[Supplied data]
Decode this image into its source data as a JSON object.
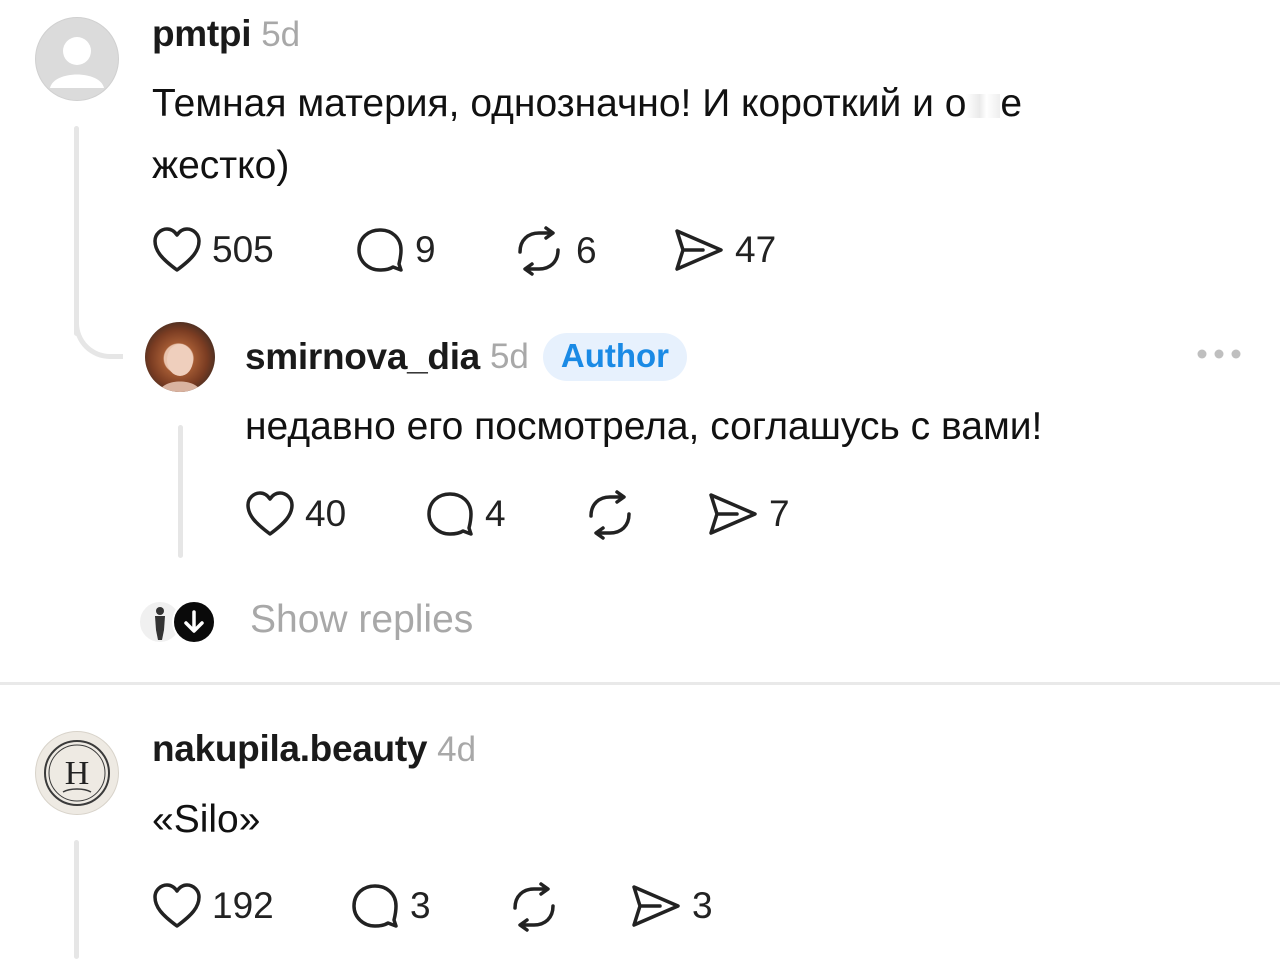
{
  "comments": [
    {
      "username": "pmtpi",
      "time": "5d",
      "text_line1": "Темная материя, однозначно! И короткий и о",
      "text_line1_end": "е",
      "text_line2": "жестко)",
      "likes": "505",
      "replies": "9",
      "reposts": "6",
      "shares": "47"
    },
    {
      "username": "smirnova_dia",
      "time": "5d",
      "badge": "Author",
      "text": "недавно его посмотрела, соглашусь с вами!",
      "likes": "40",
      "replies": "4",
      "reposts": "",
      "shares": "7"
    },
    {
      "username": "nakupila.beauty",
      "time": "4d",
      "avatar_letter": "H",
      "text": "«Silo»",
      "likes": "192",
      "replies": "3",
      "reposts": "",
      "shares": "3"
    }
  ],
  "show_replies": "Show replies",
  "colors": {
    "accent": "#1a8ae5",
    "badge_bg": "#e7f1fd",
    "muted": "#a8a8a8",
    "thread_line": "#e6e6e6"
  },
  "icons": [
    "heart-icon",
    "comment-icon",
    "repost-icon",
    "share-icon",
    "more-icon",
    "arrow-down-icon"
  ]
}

...

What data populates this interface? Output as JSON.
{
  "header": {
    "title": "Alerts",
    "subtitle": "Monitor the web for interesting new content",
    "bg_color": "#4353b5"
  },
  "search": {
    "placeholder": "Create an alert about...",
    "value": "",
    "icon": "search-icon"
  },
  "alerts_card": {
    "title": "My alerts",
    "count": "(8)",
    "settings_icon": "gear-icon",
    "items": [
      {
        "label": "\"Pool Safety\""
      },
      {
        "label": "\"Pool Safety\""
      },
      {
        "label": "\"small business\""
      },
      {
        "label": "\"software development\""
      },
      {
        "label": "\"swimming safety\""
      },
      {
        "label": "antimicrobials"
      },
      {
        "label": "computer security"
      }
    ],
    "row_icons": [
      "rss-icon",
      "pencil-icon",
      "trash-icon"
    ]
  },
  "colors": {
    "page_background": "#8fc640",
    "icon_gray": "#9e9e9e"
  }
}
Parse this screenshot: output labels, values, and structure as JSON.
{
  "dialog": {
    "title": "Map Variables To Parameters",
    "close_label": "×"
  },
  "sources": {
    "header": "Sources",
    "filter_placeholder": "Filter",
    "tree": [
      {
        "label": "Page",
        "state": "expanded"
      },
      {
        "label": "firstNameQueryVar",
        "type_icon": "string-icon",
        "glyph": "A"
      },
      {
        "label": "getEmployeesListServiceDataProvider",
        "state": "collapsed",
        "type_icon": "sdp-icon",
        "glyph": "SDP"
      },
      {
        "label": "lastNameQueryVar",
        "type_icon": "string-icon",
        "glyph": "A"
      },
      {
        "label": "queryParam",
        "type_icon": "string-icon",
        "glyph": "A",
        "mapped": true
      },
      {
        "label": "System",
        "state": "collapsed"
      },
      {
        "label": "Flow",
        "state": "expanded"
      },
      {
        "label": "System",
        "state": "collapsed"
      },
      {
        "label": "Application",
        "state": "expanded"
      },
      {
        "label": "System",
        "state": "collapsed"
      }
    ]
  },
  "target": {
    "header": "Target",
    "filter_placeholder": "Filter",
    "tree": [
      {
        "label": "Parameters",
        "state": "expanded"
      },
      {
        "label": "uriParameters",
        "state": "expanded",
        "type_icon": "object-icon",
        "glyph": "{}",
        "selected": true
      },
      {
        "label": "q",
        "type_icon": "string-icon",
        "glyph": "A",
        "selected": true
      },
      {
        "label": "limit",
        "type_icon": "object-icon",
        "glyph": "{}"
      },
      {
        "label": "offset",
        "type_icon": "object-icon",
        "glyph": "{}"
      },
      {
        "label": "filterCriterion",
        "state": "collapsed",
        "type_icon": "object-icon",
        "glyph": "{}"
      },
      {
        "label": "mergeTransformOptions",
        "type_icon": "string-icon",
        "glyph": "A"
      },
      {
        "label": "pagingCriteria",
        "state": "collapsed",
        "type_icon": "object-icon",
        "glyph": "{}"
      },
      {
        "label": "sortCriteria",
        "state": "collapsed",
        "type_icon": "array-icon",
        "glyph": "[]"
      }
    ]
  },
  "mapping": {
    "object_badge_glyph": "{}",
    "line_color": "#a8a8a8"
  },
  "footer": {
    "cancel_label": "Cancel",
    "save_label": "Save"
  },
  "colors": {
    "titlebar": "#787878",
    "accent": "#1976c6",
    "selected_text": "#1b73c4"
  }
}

--

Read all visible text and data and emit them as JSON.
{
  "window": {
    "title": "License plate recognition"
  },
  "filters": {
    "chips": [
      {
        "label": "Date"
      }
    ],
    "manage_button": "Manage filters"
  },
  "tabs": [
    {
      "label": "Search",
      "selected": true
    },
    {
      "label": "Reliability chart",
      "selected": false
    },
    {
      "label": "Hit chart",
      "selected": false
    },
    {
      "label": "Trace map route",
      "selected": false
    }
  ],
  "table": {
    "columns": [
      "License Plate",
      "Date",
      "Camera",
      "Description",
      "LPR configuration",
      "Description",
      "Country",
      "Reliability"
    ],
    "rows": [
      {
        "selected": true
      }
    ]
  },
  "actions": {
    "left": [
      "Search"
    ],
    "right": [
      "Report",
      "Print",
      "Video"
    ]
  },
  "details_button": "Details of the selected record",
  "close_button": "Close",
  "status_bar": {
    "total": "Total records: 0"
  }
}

[To be done] Work out how many lines of the material above contain the word "this", then give only that figure.

[Complete response] 3